**Requirement:** Using the listing below, report all lines holding the word "type".

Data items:
◆ ◆ ◆ ◆ ◆ ◆ ◆

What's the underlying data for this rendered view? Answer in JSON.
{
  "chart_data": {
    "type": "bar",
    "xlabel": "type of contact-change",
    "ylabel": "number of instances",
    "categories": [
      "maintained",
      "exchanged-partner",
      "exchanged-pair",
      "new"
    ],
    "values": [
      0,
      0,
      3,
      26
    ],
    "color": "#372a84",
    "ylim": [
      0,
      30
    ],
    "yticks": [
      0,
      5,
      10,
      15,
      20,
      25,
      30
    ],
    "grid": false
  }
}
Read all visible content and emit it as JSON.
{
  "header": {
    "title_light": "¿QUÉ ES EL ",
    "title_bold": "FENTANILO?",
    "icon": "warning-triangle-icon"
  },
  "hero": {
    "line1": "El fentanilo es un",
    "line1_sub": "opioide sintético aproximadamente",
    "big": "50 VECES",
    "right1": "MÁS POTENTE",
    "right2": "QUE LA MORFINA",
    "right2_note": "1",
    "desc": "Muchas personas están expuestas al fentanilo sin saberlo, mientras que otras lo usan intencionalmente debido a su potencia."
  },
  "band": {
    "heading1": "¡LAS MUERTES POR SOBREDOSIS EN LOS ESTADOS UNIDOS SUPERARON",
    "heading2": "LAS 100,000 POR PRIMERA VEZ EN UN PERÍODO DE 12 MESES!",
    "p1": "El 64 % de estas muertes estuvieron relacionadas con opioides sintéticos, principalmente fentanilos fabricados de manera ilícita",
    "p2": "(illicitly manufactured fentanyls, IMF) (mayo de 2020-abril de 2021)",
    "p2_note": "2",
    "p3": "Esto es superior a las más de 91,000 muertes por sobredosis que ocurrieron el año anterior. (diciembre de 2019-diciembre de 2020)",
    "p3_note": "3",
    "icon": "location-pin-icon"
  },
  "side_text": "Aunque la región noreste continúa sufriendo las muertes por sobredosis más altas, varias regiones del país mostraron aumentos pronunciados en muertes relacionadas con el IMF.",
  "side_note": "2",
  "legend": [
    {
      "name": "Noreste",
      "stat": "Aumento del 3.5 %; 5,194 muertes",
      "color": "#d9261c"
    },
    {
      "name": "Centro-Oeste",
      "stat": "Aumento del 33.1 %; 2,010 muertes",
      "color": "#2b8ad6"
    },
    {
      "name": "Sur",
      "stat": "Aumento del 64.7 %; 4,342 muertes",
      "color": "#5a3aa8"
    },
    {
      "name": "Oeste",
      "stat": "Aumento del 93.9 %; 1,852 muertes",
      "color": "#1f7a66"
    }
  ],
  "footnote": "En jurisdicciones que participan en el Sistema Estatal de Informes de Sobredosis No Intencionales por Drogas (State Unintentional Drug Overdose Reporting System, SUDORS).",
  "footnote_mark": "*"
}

◆ ◆ ◆ ◆ ◆ ◆ ◆

**Task output:**
    "type": "bar",
    "xlabel": "type of contact-change",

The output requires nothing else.